EXCERPT TO READ ->
-- -- --

Before it was all over, I would be dragged into one of the messy dark corners of the Weinstein scandal when The New Yorker magazine reported that a law firm we sometimes used, Boies, Schiller and Flexner, had hired sleazy private eyes on behalf of Weinstein to follow our reporters and try to stop The Times from writing about Weinstein.
Much of what I had to do on our sexual misconduct reporting had surprisingly little to do with the intricacies of the law. The review of the stories was routine—the sort of thing a newspaper lawyer would do with stories about financial fraud or badly made products or mistreatment at nursing homes. These stories just happened to be about sexual abuse. With few exceptions, when lawyers for the accused called me, they were not citing legal cases or threatening litigation but just trying whatever they could to get us not to publish a story, hoping to gin up some doubts about the facts or the sources or the motivation for the story. “The New York Times wouldn’t have done this story a year ago, and my guy will lose his job,” a lawyer told me late one evening in a call to my office. His client was an executive who had a pattern of making inappropriate comments about women’s appearances and touching them at the office or at parties in ways that were unwelcome. I’d never heard of him before, but in his industry he was a major player. At least that’s what I was being told. I couldn’t help the lawyer. He was right. It would not have been a story a year earlier. The conduct was boorish and wrong but sadly common; the guy was pretty much an unknown to the general public. Being unfamous and unexceptional would have meant no coverage in the past. None of that mattered now. The world had turned. And I was not the commissar of newsworthiness or the crown prince of fairness. I told him he needed to have his client get on the phone and make the case to our reporter and her editors. That didn’t seem likely, the lawyer told me. His client was going to lose his job, he repeated. He was right again. The story went up on our website the next morning. A couple hours later the guy was gone.
Other lawyers tried different approaches, novel tactics. I lost track of how many lawyers told me, “He’s not Harvey Weinstein!” One attorney showed up at my office with what he claimed were naked pictures of the woman who was accusing his client of sexual misconduct. He wanted to show them to me. He thought they proved that whatever happened between his client and the woman was voluntary and consensual. I thought they proved that we had a long, long way to go. I didn’t need to see any pictures. Later, as Megan and Jodi were doing a sweeping follow-up story about Harvey Weinstein and those who were complicit in covering up his misconduct, they heard reports that Weinstein had made a female Weinstein Company employee procur his erectile dysfunction medicine. I never imagined that I would have to have a serious dialogue with other lawyers about how penile injections work, whether the reports made sense from the standpoint of medical science, and what damage it would do to Harvey’s reputation if that account was reported. I guess that was where the reputational line was drawn for Weinstein. Not at stories about showing up naked in a bathrobe for business meetings. Not at stories about making young female actors watch him shower. Not at accounts of his groping or exposing himself or sexually attacking women. Getting help with erectile dysfunction? No, that was going too far.

-- -- --

(Dataset entries)
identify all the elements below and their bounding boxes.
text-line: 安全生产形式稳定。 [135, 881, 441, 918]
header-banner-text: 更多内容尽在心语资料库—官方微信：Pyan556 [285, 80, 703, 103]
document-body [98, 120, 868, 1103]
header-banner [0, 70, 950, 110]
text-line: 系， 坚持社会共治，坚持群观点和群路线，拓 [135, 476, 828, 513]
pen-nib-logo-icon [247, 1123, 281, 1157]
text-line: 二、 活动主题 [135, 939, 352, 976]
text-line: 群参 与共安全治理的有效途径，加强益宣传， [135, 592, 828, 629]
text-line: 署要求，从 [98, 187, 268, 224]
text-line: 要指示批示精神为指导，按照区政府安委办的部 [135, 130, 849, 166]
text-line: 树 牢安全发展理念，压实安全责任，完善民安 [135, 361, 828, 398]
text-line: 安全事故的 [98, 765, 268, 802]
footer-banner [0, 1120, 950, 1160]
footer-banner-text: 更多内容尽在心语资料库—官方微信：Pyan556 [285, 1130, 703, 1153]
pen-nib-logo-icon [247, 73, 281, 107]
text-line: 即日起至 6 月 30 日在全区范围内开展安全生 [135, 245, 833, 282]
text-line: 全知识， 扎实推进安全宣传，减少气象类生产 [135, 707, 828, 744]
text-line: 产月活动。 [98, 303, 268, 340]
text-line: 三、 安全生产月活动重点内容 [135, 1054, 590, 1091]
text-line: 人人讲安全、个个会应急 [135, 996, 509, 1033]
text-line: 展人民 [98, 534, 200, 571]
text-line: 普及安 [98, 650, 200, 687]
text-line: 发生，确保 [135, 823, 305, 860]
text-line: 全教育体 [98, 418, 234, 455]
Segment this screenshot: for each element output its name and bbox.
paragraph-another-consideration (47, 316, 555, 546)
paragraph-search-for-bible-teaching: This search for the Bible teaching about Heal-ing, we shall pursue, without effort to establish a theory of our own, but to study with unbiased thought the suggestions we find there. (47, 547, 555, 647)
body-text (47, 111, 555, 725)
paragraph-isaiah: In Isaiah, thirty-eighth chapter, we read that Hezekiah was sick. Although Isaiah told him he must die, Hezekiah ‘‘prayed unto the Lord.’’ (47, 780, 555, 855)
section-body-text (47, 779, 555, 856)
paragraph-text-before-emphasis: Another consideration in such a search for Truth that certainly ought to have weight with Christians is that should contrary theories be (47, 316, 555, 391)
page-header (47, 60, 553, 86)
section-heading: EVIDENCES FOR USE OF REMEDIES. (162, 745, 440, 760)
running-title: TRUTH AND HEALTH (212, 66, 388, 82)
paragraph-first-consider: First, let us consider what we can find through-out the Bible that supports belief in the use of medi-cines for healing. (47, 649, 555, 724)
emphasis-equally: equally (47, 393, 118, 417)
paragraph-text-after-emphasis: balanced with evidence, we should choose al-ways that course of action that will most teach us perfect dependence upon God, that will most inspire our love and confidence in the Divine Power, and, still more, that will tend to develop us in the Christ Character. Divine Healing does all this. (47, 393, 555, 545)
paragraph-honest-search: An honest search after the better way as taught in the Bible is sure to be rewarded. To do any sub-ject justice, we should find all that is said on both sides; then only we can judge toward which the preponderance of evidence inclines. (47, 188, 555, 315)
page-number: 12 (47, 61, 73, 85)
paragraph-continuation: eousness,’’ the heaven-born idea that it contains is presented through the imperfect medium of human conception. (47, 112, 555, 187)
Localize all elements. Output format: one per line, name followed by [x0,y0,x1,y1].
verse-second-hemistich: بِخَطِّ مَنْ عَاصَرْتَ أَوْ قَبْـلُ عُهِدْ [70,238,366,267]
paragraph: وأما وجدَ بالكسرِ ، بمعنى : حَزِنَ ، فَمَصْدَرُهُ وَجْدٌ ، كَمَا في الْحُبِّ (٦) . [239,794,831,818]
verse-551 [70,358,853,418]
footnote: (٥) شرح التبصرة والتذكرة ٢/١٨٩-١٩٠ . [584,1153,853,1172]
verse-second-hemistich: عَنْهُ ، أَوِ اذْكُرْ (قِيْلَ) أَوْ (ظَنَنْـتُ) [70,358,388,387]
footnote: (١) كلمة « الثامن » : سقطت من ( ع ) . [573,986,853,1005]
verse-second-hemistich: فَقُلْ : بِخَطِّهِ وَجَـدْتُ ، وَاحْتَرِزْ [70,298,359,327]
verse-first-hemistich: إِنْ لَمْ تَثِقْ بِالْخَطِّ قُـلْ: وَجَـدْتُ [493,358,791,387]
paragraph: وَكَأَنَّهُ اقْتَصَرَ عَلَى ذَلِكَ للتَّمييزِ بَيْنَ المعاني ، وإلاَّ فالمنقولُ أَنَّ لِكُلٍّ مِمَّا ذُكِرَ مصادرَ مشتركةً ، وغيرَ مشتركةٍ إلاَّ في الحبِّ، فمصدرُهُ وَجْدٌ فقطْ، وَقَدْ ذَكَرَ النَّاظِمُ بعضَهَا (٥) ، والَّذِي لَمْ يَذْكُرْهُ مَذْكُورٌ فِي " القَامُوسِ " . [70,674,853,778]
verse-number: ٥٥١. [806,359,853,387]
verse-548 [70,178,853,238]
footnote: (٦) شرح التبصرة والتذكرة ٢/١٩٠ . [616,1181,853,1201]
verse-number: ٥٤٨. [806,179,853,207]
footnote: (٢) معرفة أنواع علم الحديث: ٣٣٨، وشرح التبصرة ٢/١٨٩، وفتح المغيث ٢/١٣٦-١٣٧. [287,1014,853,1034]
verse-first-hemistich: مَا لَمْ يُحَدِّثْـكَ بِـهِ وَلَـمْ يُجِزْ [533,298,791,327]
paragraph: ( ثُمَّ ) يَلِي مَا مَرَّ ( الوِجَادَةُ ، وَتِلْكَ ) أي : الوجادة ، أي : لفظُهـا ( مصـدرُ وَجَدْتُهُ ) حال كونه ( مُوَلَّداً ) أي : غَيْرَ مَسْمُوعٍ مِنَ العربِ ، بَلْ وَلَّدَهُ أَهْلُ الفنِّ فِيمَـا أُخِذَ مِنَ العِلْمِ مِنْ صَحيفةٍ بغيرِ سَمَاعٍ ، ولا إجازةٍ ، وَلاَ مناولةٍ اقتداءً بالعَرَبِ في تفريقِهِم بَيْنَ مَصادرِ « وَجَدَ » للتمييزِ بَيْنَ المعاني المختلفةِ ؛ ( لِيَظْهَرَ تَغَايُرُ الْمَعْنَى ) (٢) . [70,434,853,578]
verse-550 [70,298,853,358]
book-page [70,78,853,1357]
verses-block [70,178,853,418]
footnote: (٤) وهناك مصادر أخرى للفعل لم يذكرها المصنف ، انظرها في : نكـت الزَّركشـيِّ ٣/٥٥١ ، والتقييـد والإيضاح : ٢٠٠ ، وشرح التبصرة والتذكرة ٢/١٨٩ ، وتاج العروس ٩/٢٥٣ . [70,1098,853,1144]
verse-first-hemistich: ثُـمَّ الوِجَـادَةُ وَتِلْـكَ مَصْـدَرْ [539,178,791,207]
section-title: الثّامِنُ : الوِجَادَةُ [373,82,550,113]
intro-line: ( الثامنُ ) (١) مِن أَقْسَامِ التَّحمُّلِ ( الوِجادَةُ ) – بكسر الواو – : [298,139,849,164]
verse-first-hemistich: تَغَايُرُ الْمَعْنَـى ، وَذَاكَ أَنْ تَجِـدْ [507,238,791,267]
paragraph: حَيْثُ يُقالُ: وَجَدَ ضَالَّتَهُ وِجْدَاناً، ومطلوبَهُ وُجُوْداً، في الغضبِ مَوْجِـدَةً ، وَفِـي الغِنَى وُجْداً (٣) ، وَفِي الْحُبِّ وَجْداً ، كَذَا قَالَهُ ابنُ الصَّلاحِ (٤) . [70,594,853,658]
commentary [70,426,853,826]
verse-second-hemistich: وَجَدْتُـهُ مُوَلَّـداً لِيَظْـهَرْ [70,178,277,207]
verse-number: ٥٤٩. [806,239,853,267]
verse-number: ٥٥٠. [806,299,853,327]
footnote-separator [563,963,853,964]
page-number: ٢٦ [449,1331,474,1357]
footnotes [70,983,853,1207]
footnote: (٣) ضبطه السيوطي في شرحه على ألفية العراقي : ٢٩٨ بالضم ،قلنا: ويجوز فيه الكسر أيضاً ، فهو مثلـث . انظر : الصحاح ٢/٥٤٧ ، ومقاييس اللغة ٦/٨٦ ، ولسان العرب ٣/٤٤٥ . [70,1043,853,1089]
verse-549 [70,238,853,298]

-- -- --

ASSIGNED TASK -> Continue the passage about legal review of The Times's sexual misconduct reporting, picking up right after its final sentence.

ANSWER FOR THIS EXERCISE ->
Harvey Weinstein was one of the few to go into full-threat lawyer mode, and even then that came late, long after The Times already had the reporting that would take him down. In September 2017, before the Weinstein sex stories had been published, Megan Twohey got onto a strange story about how Weinstein had used an AIDS nonprofit he supported to raise money for a nonprofit theater company in Boston. The theater happened to be producing a Weinstein production, Finding Neverland. The idea was that Weinstein would arrange to get items for the charity auction of the AIDS nonprofit, but part of the money collected would go to the theater. The theater, in turn, would pay Weinstein and other investors back money they had fronted it to get the show up and running. Weinstein’s failure to disclose the funding arrangement had fractured the board of the AIDS charity, and some board members were seeking a state investigation. Megan and her editor, Rebecca Corbett, wanted to know whether I thought, from a legal perspective, it was a story. I have been around newsrooms long enough to have very good instincts about at least one very important thing: I know when editors and reporters are having a disagreement about a story and think I should be enlisted to take someone’s side. That is an invitation to get blown up. I went into Full Platitude Mode. I liked the story. The funding arrangement seemed dodgy to me. I had served on nonprofit boards, and I had never seen anything like it. On the other hand … maybe you had to be a lawyer to care about the technicalities of nonprofit law. Maybe it was too deep in the legal weeds. At one point, Rebecca stepped out of the conference room, and I privately assured Megan that the funding of the theater had to be some sort of problem, something that needed to be written about. Rebecca, the guiding hand behind our Weinstein coverage, called me later, concerned about how we were going to explain the legal complexity in the story. I agreed with her, too.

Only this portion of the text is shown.